WRITTEN REQUEST
From the entries that follow, pick out all lines holding "viewcube".

WORKING DATA
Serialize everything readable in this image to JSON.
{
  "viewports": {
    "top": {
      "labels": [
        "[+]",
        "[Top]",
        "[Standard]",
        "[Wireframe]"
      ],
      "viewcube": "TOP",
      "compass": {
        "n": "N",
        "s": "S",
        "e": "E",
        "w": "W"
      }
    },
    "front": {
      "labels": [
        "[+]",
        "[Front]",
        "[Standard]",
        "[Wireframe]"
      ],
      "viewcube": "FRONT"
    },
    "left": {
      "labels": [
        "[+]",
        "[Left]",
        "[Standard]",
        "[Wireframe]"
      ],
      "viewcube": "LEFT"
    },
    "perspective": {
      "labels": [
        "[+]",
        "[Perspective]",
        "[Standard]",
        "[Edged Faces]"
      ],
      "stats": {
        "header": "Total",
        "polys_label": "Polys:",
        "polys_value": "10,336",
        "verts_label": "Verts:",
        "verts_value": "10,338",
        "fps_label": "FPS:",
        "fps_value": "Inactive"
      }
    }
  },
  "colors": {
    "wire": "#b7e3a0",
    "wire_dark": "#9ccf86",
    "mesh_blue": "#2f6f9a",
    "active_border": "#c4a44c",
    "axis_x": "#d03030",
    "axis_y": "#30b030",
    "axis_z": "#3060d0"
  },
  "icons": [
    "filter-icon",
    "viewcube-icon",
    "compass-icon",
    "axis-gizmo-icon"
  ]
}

EXERCISE RESULT
      "viewcube": "TOP",
      "viewcube": "FRONT"
      "viewcube": "LEFT"
    "viewcube-icon",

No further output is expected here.